◆ **THE REQUEST**: Identify each line holding the string "Järven" and copy it.
::::::::::
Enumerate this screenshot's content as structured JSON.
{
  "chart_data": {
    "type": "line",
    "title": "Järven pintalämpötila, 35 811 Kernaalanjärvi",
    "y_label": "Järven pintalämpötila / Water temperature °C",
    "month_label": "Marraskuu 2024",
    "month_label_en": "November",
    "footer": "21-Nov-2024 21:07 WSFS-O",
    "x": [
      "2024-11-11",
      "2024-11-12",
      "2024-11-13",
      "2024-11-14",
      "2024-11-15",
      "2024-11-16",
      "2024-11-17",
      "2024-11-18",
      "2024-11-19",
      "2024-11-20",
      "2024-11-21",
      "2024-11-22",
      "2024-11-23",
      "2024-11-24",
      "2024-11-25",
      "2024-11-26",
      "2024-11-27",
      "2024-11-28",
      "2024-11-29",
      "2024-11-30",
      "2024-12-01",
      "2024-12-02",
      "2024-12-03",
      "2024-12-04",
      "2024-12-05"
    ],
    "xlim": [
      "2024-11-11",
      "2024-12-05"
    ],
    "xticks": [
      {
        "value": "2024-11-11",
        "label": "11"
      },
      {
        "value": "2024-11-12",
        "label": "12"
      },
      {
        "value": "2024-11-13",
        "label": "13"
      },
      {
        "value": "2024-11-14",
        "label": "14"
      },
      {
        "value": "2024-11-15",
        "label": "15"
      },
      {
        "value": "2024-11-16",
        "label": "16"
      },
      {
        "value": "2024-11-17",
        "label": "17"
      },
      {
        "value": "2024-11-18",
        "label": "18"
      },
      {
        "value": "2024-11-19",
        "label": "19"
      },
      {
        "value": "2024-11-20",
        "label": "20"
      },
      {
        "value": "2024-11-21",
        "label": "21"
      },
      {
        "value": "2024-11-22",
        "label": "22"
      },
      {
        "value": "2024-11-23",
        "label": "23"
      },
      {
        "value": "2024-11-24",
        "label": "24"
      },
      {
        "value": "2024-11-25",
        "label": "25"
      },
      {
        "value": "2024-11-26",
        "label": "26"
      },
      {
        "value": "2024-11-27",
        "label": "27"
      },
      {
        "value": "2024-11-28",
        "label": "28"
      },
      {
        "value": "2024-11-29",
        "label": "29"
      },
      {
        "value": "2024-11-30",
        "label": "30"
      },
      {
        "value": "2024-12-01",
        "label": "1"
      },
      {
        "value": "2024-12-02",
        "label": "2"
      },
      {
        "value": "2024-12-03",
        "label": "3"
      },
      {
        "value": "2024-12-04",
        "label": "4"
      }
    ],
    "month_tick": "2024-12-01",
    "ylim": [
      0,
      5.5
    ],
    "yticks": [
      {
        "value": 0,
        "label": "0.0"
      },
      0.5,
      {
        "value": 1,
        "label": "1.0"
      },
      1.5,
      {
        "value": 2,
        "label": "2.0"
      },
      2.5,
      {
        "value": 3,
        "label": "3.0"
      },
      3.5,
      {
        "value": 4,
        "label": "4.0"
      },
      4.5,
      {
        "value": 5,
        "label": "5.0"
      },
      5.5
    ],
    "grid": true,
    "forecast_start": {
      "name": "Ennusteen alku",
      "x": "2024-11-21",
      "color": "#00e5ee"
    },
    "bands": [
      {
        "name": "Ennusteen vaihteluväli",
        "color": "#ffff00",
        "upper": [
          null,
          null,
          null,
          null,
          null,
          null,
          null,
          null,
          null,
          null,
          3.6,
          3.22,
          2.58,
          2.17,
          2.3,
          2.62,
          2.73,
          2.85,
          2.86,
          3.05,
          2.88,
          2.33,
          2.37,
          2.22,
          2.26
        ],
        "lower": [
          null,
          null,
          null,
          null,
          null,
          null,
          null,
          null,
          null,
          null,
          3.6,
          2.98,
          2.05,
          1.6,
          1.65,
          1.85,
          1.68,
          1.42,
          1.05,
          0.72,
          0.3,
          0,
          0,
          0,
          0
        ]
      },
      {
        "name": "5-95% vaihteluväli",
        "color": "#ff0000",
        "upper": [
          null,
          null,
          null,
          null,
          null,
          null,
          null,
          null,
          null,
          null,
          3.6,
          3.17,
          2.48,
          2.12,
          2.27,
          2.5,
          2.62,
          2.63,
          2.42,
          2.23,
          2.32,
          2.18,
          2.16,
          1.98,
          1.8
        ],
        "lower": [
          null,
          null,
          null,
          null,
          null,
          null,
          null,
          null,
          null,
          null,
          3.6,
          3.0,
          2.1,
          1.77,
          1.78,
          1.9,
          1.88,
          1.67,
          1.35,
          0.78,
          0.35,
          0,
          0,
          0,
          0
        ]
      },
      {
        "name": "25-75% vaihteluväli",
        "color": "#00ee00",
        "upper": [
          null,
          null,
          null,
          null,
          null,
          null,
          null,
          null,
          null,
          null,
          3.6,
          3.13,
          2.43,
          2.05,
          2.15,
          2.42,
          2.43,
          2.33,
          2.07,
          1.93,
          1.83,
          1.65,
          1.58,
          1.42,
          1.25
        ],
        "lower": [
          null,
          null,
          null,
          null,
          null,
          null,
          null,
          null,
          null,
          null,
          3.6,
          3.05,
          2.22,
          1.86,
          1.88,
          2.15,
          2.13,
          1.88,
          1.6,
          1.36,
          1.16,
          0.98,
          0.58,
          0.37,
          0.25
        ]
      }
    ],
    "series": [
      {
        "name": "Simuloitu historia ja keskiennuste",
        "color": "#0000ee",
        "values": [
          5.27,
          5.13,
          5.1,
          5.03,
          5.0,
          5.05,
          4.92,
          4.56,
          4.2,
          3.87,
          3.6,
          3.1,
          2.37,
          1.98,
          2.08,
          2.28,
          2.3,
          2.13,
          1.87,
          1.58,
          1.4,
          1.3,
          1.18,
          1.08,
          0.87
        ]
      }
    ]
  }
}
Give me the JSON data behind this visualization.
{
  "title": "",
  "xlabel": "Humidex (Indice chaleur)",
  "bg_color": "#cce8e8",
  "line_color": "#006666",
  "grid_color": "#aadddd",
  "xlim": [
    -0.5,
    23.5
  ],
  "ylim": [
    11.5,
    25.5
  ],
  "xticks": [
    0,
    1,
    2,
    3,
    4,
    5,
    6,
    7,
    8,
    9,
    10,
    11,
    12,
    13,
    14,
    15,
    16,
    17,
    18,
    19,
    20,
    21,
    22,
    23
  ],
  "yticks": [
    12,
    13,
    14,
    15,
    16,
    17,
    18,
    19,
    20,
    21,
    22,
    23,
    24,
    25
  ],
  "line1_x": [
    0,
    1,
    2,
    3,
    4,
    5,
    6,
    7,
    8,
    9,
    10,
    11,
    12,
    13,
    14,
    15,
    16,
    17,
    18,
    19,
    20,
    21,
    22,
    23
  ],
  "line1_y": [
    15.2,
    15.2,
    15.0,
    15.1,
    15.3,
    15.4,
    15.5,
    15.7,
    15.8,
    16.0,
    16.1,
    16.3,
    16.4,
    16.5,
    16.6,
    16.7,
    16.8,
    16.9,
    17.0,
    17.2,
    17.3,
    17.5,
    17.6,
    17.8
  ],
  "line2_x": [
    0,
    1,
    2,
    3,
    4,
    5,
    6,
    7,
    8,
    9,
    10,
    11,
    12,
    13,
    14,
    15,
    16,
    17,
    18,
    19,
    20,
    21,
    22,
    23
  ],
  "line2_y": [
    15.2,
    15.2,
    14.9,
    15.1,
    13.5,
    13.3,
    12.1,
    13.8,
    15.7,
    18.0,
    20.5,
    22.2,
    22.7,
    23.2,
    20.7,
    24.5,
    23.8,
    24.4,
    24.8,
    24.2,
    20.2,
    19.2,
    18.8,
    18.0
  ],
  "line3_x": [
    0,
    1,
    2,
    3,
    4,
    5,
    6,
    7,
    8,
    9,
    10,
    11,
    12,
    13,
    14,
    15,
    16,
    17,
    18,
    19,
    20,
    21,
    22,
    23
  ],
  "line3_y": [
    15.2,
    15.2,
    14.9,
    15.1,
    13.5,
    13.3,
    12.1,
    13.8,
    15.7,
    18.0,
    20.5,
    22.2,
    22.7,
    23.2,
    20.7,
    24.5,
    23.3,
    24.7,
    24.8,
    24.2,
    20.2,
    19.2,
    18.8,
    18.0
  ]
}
::::::::::
◆ **SOLUTION FOR THIS PROBLEM**:
    "title": "Järven pintalämpötila, 35 811 Kernaalanjärvi",
    "y_label": "Järven pintalämpötila / Water temperature °C",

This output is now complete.